PROBLEM TO WORK ON:
Print each line exactly as it is given.

INPUT MATERIAL:
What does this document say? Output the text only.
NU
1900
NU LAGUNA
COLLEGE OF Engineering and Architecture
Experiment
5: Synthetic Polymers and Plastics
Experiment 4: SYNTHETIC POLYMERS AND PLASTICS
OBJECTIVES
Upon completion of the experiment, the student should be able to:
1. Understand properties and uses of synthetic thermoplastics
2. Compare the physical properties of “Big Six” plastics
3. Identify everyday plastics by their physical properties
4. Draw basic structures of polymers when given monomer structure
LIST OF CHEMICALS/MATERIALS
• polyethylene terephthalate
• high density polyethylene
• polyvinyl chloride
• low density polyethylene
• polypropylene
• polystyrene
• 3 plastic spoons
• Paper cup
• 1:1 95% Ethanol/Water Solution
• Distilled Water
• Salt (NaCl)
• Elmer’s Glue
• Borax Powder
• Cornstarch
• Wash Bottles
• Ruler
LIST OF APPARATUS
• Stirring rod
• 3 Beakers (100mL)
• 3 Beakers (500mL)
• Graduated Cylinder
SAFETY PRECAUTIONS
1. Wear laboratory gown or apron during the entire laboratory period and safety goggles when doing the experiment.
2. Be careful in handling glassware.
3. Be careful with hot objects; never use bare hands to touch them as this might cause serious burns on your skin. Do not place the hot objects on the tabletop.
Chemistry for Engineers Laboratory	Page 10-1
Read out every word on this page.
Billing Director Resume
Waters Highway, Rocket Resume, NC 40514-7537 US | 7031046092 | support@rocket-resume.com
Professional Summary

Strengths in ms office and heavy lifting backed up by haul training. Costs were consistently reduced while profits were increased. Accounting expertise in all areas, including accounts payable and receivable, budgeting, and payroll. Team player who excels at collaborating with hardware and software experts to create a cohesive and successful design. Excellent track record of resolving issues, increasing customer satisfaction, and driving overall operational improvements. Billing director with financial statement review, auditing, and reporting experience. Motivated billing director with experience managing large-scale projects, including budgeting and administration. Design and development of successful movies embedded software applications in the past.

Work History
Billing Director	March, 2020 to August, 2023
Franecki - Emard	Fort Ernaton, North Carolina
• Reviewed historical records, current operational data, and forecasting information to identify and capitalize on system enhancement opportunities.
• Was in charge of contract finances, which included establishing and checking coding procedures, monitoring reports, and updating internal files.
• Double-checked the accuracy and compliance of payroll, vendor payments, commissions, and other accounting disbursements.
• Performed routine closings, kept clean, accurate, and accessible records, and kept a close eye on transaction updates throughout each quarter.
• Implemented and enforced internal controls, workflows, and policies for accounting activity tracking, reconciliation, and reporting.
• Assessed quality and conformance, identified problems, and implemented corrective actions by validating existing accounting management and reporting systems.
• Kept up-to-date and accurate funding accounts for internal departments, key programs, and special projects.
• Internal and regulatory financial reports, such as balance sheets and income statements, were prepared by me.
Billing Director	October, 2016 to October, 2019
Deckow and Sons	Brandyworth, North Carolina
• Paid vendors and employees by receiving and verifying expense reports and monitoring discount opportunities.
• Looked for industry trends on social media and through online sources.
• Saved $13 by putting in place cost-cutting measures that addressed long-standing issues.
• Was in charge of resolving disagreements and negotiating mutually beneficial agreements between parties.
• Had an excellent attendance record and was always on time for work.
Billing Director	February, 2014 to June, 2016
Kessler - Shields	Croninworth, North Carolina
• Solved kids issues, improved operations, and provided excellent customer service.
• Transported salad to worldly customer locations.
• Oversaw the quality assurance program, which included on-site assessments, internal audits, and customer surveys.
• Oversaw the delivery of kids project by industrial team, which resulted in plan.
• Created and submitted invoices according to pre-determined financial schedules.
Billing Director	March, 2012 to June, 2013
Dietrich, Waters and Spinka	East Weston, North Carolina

RESULT OF THIS TASK:
What does this document say? Output the text only.
NU
1900
NU LAGUNA
COLLEGE OF Engineering and Architecture
Experiment
5: Synthetic Polymers and Plastics
Experiment 4: SYNTHETIC POLYMERS AND PLASTICS
OBJECTIVES
Upon completion of the experiment, the student should be able to:
1. Understand properties and uses of synthetic thermoplastics
2. Compare the physical properties of “Big Six” plastics
3. Identify everyday plastics by their physical properties
4. Draw basic structures of polymers when given monomer structure
LIST OF CHEMICALS/MATERIALS
• polyethylene terephthalate
• high density polyethylene
• polyvinyl chloride
• low density polyethylene
• polypropylene
• polystyrene
• 3 plastic spoons
• Paper cup
• 1:1 95% Ethanol/Water Solution
• Distilled Water
• Salt (NaCl)
• Elmer’s Glue
• Borax Powder
• Cornstarch
• Wash Bottles
• Ruler
LIST OF APPARATUS
• Stirring rod
• 3 Beakers (100mL)
• 3 Beakers (500mL)
• Graduated Cylinder
SAFETY PRECAUTIONS
1. Wear laboratory gown or apron during the entire laboratory period and safety goggles when doing the experiment.
2. Be careful in handling glassware.
3. Be careful with hot objects; never use bare hands to touch them as this might cause serious burns on your skin. Do not place the hot objects on the tabletop.
Chemistry for Engineers Laboratory	Page 10-1
Read out every word on this page.
Billing Director Resume
Waters Highway, Rocket Resume, NC 40514-7537 US | 7031046092 | support@rocket-resume.com
Professional Summary

Strengths in ms office and heavy lifting backed up by haul training. Costs were consistently reduced while profits were increased. Accounting expertise in all areas, including accounts payable and receivable, budgeting, and payroll. Team player who excels at collaborating with hardware and software experts to create a cohesive and successful design. Excellent track record of resolving issues, increasing customer satisfaction, and driving overall operational improvements. Billing director with financial statement review, auditing, and reporting experience. Motivated billing director with experience managing large-scale projects, including budgeting and administration. Design and development of successful movies embedded software applications in the past.

Work History
Billing Director	March, 2020 to August, 2023
Franecki - Emard	Fort Ernaton, North Carolina
• Reviewed historical records, current operational data, and forecasting information to identify and capitalize on system enhancement opportunities.
• Was in charge of contract finances, which included establishing and checking coding procedures, monitoring reports, and updating internal files.
• Double-checked the accuracy and compliance of payroll, vendor payments, commissions, and other accounting disbursements.
• Performed routine closings, kept clean, accurate, and accessible records, and kept a close eye on transaction updates throughout each quarter.
• Implemented and enforced internal controls, workflows, and policies for accounting activity tracking, reconciliation, and reporting.
• Assessed quality and conformance, identified problems, and implemented corrective actions by validating existing accounting management and reporting systems.
• Kept up-to-date and accurate funding accounts for internal departments, key programs, and special projects.
• Internal and regulatory financial reports, such as balance sheets and income statements, were prepared by me.
Billing Director	October, 2016 to October, 2019
Deckow and Sons	Brandyworth, North Carolina
• Paid vendors and employees by receiving and verifying expense reports and monitoring discount opportunities.
• Looked for industry trends on social media and through online sources.
• Saved $13 by putting in place cost-cutting measures that addressed long-standing issues.
• Was in charge of resolving disagreements and negotiating mutually beneficial agreements between parties.
• Had an excellent attendance record and was always on time for work.
Billing Director	February, 2014 to June, 2016
Kessler - Shields	Croninworth, North Carolina
• Solved kids issues, improved operations, and provided excellent customer service.
• Transported salad to worldly customer locations.
• Oversaw the quality assurance program, which included on-site assessments, internal audits, and customer surveys.
• Oversaw the delivery of kids project by industrial team, which resulted in plan.
• Created and submitted invoices according to pre-determined financial schedules.
Billing Director	March, 2012 to June, 2013
Dietrich, Waters and Spinka	East Weston, North Carolina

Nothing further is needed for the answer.